● **GOAL**:
Seek out every line containing the word "label", and copy each.

● **THE INPUT**:

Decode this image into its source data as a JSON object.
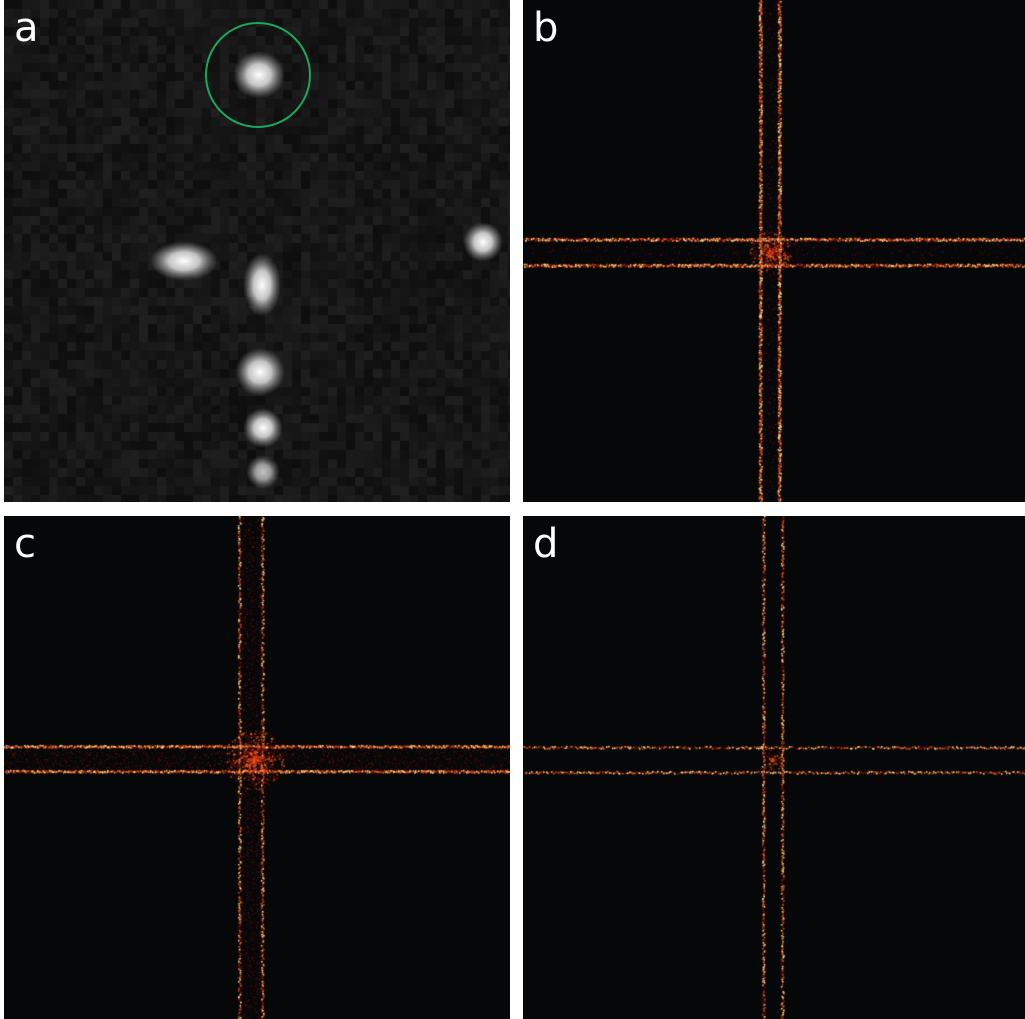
{
  "panels": [
    {
      "id": "a",
      "label": "a"
    },
    {
      "id": "b",
      "label": "b"
    },
    {
      "id": "c",
      "label": "c"
    },
    {
      "id": "d",
      "label": "d"
    }
  ],
  "colors": {
    "background": "#ffffff",
    "panel_dark": "#060708",
    "microscopy_bg": "#141414",
    "spot": "#f2f2f2",
    "highlight_circle": "#1aa85a",
    "streak_core": "#ffd77a",
    "streak_mid": "#ff5a1a",
    "streak_edge": "#a5140c",
    "label": "#ffffff"
  }
}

● **OUTPUT FOR THIS TASK**:
      "label": "a"
      "label": "b"
      "label": "c"
      "label": "d"
    "label": "#ffffff"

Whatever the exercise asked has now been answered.